OBJECTIVE = Filter the entries below, keeping only lines with the word "Klaidų".

INFORMATION GIVEN =
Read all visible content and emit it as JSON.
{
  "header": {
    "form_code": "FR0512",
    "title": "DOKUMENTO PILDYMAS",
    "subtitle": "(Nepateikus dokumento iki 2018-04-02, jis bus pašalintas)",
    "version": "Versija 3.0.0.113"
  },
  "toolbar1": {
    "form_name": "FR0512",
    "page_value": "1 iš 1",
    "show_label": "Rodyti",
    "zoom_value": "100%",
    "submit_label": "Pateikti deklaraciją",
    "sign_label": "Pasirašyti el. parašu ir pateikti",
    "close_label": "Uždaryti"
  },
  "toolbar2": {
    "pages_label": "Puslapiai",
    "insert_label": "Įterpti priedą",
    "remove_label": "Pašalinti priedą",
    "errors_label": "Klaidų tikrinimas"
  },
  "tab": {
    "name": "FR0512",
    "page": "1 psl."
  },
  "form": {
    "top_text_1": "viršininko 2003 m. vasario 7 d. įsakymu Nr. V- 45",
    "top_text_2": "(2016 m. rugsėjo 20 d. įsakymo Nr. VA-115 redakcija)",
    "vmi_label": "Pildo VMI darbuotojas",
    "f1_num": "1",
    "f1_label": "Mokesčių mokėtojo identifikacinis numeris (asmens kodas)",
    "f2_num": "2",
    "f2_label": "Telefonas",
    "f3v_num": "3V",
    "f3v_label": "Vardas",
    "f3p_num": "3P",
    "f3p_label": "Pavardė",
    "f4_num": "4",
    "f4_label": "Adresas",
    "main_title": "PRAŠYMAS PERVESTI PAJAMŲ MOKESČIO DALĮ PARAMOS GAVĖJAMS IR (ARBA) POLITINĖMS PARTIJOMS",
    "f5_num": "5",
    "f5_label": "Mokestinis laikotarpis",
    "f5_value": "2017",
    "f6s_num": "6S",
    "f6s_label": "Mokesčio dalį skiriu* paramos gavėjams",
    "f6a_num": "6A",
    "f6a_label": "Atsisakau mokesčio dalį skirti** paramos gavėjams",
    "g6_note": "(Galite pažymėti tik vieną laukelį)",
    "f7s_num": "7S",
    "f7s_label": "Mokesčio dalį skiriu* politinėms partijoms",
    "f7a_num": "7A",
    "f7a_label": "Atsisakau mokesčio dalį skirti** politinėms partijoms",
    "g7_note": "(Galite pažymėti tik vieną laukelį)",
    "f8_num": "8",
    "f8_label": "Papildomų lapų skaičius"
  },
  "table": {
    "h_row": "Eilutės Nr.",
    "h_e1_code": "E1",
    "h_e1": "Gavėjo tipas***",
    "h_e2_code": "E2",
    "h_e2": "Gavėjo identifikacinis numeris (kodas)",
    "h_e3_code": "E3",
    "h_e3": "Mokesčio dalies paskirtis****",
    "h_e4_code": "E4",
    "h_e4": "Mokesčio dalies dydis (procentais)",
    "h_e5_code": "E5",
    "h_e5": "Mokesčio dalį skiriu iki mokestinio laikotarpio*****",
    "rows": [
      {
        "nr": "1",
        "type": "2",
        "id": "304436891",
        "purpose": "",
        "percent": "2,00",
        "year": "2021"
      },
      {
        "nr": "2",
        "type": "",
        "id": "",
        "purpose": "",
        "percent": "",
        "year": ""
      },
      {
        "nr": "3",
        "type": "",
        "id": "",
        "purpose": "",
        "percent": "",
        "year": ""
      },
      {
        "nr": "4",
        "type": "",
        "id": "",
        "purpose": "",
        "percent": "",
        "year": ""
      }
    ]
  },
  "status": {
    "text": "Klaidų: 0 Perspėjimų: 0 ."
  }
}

ANSWER FOR THE TASK =
    "errors_label": "Klaidų tikrinimas"
    "text": "Klaidų: 0 Perspėjimų: 0 ."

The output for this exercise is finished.